Wherever a line in the data below holds "decimal", copy that line.

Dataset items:
-- START --

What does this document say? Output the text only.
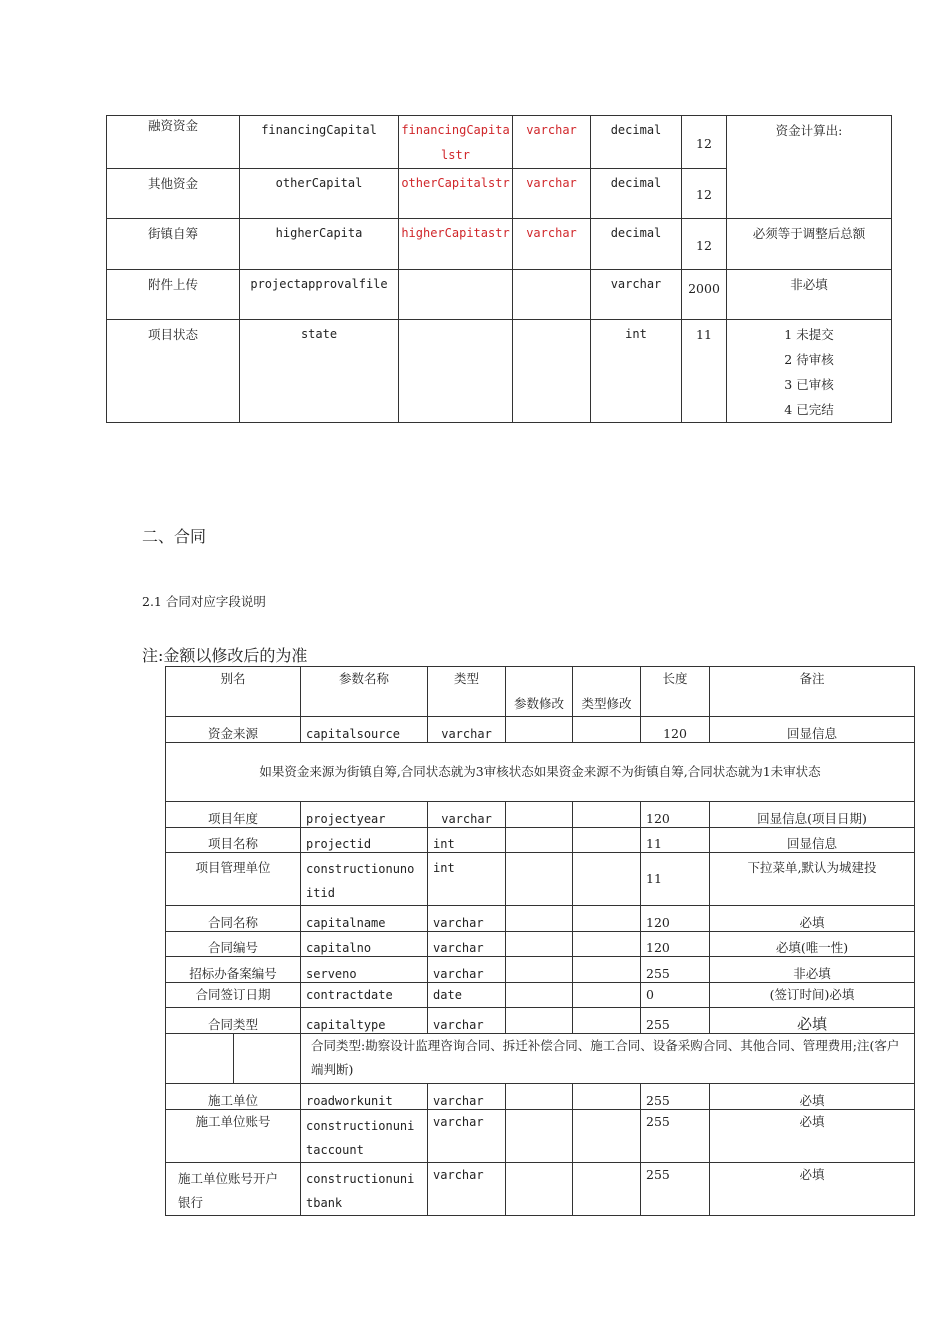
融资资金	financingCapital	financingCapitalstr	varchar	decimal	12	资金计算出:
其他资金	otherCapital	otherCapitalstr	varchar	decimal	12	
街镇自筹	higherCapita	higherCapitastr	varchar	decimal	12	必须等于调整后总额
附件上传	projectapprovalfile			varchar	2000	非必填
项目状态	state			int	11	1 未提交
2 待审核
3 已审核
4 已完结
二、合同
2.1 合同对应字段说明
注:金额以修改后的为准
别名		参数名称	类型	参数修改	类型修改	长度	备注
资金来源		capitalsource	varchar			120	回显信息
如果资金来源为街镇自筹,合同状态就为3审核状态如果资金来源不为街镇自筹,合同状态就为1未审状态							
项目年度		projectyear	varchar			120	回显信息(项目日期)
项目名称		projectid	int			11	回显信息
项目管理单位		constructionunoitid	int			11	下拉菜单,默认为城建投
合同名称		capitalname	varchar			120	必填
合同编号		capitalno	varchar			120	必填(唯一性)
招标办备案编号		serveno	varchar			255	非必填
合同签订日期		contractdate	date			0	(签订时间)必填
合同类型		capitaltype	varchar			255	必填
		合同类型:勘察设计监理咨询合同、拆迁补偿合同、施工合同、设备采购合同、其他合同、管理费用;注(客户端判断)					
施工单位		roadworkunit	varchar			255	必填
施工单位账号		constructionunitaccount	varchar			255	必填
施工单位账号开户银行		constructionunitbank	varchar			255	必填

-- END --

Task output »
融资资金	financingCapital	financingCapitalstr	varchar	decimal	12	资金计算出:
其他资金	otherCapital	otherCapitalstr	varchar	decimal	12	
街镇自筹	higherCapita	higherCapitastr	varchar	decimal	12	必须等于调整后总额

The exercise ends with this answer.